Dataset items -
· · · ·

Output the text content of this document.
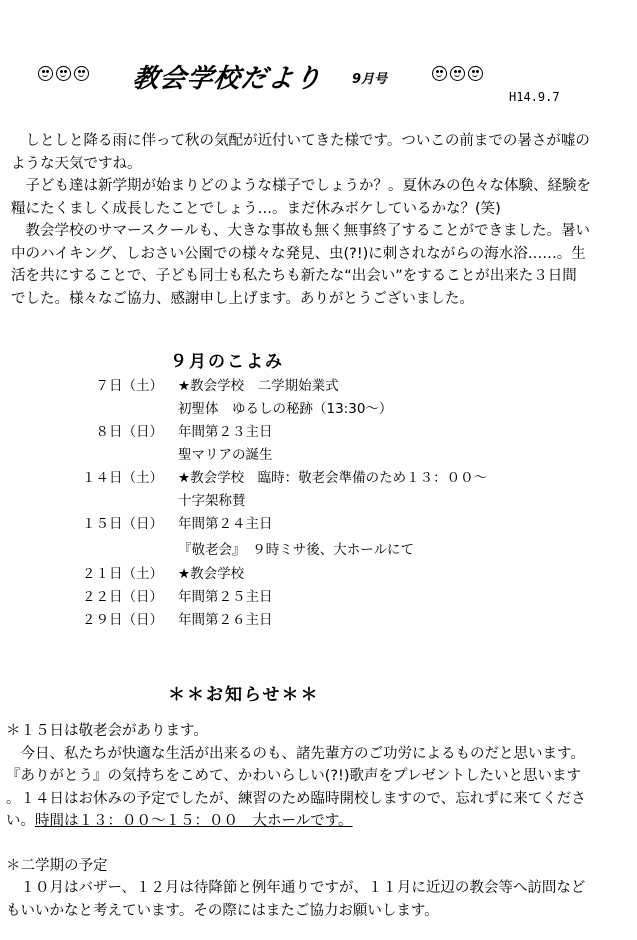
教会学校だより 9月号
H14.9.7

　しとしと降る雨に伴って秋の気配が近付いてきた様です。ついこの前までの暑さが嘘の

ような天気ですね。

　子ども達は新学期が始まりどのような様子でしょうか？。夏休みの色々な体験、経験を

糧にたくましく成長したことでしょう…。まだ休みボケしているかな？(笑)

　教会学校のサマースクールも、大きな事故も無く無事終了することができました。暑い

中のハイキング、しおさい公園での様々な発見、虫(?!)に刺されながらの海水浴……。生

活を共にすることで、子ども同士も私たちも新たな“出会い”をすることが出来た３日間

でした。様々なご協力、感謝申し上げます。ありがとうございました。

９月のこよみ
７日（土） ★教会学校　二学期始業式
初聖体　ゆるしの秘跡（13:30～）
８日（日） 年間第２３主日
聖マリアの誕生
１４日（土） ★教会学校　臨時：敬老会準備のため１３：００～
十字架称賛
１５日（日） 年間第２４主日
『敬老会』　９時ミサ後、大ホールにて
２１日（土） ★教会学校
２２日（日） 年間第２５主日
２９日（日） 年間第２６主日
＊＊お知らせ＊＊
＊１５日は敬老会があります。
　今日、私たちが快適な生活が出来るのも、諸先輩方のご功労によるものだと思います。
『ありがとう』の気持ちをこめて、かわいらしい(?!)歌声をプレゼントしたいと思います
。１４日はお休みの予定でしたが、練習のため臨時開校しますので、忘れずに来てくださ
い。時間は１３：００～１５：００　大ホールです。
＊二学期の予定
　１０月はバザー、１２月は待降節と例年通りですが、１１月に近辺の教会等へ訪問など
もいいかなと考えています。その際にはまたご協力お願いします。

· · · ·

Exercise objective - Please write out all the data again word for word, but not the pictures.

Task solution -
Output the text content of this document.
教会学校だより 9月号
H14.9.7

　しとしと降る雨に伴って秋の気配が近付いてきた様です。ついこの前までの暑さが嘘の

ような天気ですね。

　子ども達は新学期が始まりどのような様子でしょうか？。夏休みの色々な体験、経験を

糧にたくましく成長したことでしょう…。まだ休みボケしているかな？(笑)

　教会学校のサマースクールも、大きな事故も無く無事終了することができました。暑い

中のハイキング、しおさい公園での様々な発見、虫(?!)に刺されながらの海水浴……。生

活を共にすることで、子ども同士も私たちも新たな“出会い”をすることが出来た３日間

でした。様々なご協力、感謝申し上げます。ありがとうございました。

９月のこよみ
７日（土） ★教会学校　二学期始業式
初聖体　ゆるしの秘跡（13:30～）
８日（日） 年間第２３主日
聖マリアの誕生
１４日（土） ★教会学校　臨時：敬老会準備のため１３：００～
十字架称賛
１５日（日） 年間第２４主日
『敬老会』　９時ミサ後、大ホールにて
２１日（土） ★教会学校
２２日（日） 年間第２５主日
２９日（日） 年間第２６主日
＊＊お知らせ＊＊
＊１５日は敬老会があります。
　今日、私たちが快適な生活が出来るのも、諸先輩方のご功労によるものだと思います。
『ありがとう』の気持ちをこめて、かわいらしい(?!)歌声をプレゼントしたいと思います
。１４日はお休みの予定でしたが、練習のため臨時開校しますので、忘れずに来てくださ
い。時間は１３：００～１５：００　大ホールです。
＊二学期の予定
　１０月はバザー、１２月は待降節と例年通りですが、１１月に近辺の教会等へ訪問など
もいいかなと考えています。その際にはまたご協力お願いします。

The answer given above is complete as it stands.